#### Set task
Show all lines from the listing below that contain "Parity".

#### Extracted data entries
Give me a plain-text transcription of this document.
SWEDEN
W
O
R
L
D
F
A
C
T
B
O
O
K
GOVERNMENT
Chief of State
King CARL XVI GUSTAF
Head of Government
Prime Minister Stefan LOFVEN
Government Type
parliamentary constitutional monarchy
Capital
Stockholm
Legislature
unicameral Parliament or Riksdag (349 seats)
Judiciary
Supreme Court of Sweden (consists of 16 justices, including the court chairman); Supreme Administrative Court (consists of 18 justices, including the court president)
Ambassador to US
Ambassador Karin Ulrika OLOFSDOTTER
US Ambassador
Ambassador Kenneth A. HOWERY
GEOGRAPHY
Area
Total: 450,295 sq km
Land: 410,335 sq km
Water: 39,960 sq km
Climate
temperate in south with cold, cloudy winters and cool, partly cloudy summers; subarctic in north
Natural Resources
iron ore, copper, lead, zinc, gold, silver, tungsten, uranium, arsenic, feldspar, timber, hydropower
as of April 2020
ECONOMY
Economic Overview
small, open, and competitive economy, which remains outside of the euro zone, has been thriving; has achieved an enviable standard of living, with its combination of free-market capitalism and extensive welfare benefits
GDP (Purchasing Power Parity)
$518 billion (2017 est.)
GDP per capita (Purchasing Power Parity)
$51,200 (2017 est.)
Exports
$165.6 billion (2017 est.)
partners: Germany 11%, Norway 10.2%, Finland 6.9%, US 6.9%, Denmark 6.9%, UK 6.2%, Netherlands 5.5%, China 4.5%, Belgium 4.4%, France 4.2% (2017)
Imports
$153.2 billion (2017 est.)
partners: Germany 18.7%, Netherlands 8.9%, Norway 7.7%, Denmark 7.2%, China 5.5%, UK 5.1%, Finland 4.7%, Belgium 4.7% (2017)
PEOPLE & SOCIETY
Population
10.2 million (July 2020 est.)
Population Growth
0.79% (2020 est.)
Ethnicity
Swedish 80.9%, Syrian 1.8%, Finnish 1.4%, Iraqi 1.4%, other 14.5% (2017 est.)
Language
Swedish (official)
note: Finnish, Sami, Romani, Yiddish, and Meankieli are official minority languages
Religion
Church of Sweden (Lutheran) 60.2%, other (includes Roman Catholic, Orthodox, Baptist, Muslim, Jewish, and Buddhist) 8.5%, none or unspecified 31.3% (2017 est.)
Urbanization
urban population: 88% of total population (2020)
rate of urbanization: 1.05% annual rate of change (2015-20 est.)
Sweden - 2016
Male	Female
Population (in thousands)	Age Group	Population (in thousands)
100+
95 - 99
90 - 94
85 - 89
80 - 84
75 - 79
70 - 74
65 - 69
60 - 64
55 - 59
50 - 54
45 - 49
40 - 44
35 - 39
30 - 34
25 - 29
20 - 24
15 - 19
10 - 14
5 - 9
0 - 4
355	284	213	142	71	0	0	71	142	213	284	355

#### Output of the exercise
GDP (Purchasing Power Parity)
GDP per capita (Purchasing Power Parity)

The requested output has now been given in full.